Problem statement
Transcribe the records that follow. Keep every word exactly, and drop the pictures.

Data section
● ● ●

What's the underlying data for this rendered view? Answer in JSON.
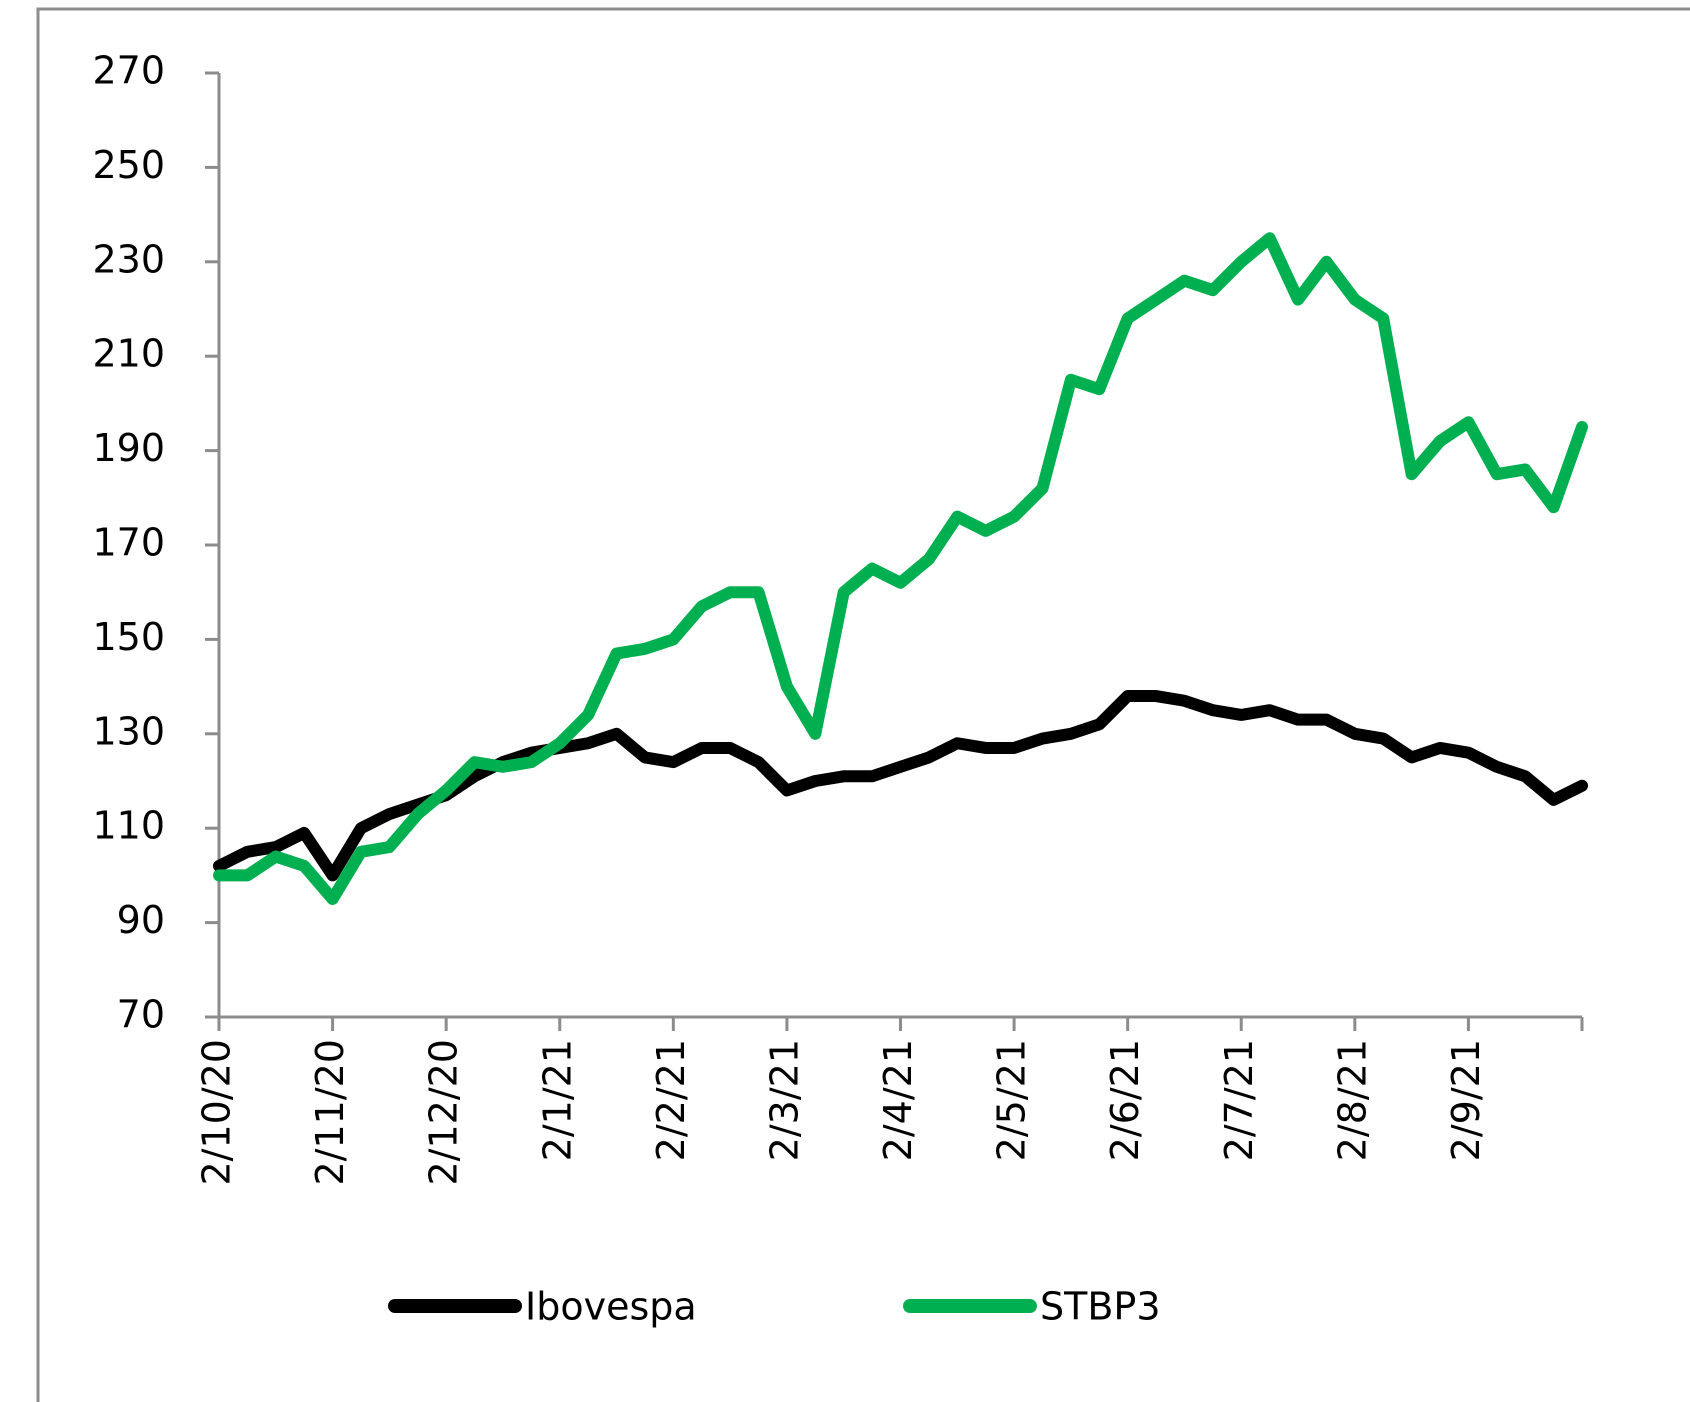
{
  "chart_data": {
    "type": "line",
    "categories": [
      "2/10/20",
      null,
      null,
      null,
      "2/11/20",
      null,
      null,
      null,
      "2/12/20",
      null,
      null,
      null,
      "2/1/21",
      null,
      null,
      null,
      "2/2/21",
      null,
      null,
      null,
      "2/3/21",
      null,
      null,
      null,
      "2/4/21",
      null,
      null,
      null,
      "2/5/21",
      null,
      null,
      null,
      "2/6/21",
      null,
      null,
      null,
      "2/7/21",
      null,
      null,
      null,
      "2/8/21",
      null,
      null,
      null,
      "2/9/21",
      null,
      null,
      null,
      null
    ],
    "series": [
      {
        "name": "Ibovespa",
        "color": "#000000",
        "values": [
          102,
          105,
          106,
          109,
          100,
          110,
          113,
          115,
          117,
          121,
          124,
          126,
          127,
          128,
          130,
          125,
          124,
          127,
          127,
          124,
          118,
          120,
          121,
          121,
          123,
          125,
          128,
          127,
          127,
          129,
          130,
          132,
          138,
          138,
          137,
          135,
          134,
          135,
          133,
          133,
          130,
          129,
          125,
          127,
          126,
          123,
          121,
          116,
          119
        ]
      },
      {
        "name": "STBP3",
        "color": "#00b050",
        "values": [
          100,
          100,
          104,
          102,
          95,
          105,
          106,
          113,
          118,
          124,
          123,
          124,
          128,
          134,
          147,
          148,
          150,
          157,
          160,
          160,
          140,
          130,
          160,
          165,
          162,
          167,
          176,
          173,
          176,
          182,
          205,
          203,
          218,
          222,
          226,
          224,
          230,
          235,
          222,
          230,
          222,
          218,
          185,
          192,
          196,
          185,
          186,
          178,
          195
        ]
      }
    ],
    "ylim": [
      70,
      270
    ],
    "yticks": [
      70,
      90,
      110,
      130,
      150,
      170,
      190,
      210,
      230,
      250,
      270
    ],
    "grid": false,
    "legend": "bottom"
  }
}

● ● ●

Complete response
What's the underlying data for this rendered view? Answer in JSON.
{
  "chart_data": {
    "type": "line",
    "categories": [
      "2/10/20",
      null,
      null,
      null,
      "2/11/20",
      null,
      null,
      null,
      "2/12/20",
      null,
      null,
      null,
      "2/1/21",
      null,
      null,
      null,
      "2/2/21",
      null,
      null,
      null,
      "2/3/21",
      null,
      null,
      null,
      "2/4/21",
      null,
      null,
      null,
      "2/5/21",
      null,
      null,
      null,
      "2/6/21",
      null,
      null,
      null,
      "2/7/21",
      null,
      null,
      null,
      "2/8/21",
      null,
      null,
      null,
      "2/9/21",
      null,
      null,
      null,
      null
    ],
    "series": [
      {
        "name": "Ibovespa",
        "color": "#000000",
        "values": [
          102,
          105,
          106,
          109,
          100,
          110,
          113,
          115,
          117,
          121,
          124,
          126,
          127,
          128,
          130,
          125,
          124,
          127,
          127,
          124,
          118,
          120,
          121,
          121,
          123,
          125,
          128,
          127,
          127,
          129,
          130,
          132,
          138,
          138,
          137,
          135,
          134,
          135,
          133,
          133,
          130,
          129,
          125,
          127,
          126,
          123,
          121,
          116,
          119
        ]
      },
      {
        "name": "STBP3",
        "color": "#00b050",
        "values": [
          100,
          100,
          104,
          102,
          95,
          105,
          106,
          113,
          118,
          124,
          123,
          124,
          128,
          134,
          147,
          148,
          150,
          157,
          160,
          160,
          140,
          130,
          160,
          165,
          162,
          167,
          176,
          173,
          176,
          182,
          205,
          203,
          218,
          222,
          226,
          224,
          230,
          235,
          222,
          230,
          222,
          218,
          185,
          192,
          196,
          185,
          186,
          178,
          195
        ]
      }
    ],
    "ylim": [
      70,
      270
    ],
    "yticks": [
      70,
      90,
      110,
      130,
      150,
      170,
      190,
      210,
      230,
      250,
      270
    ],
    "grid": false,
    "legend": "bottom"
  }
}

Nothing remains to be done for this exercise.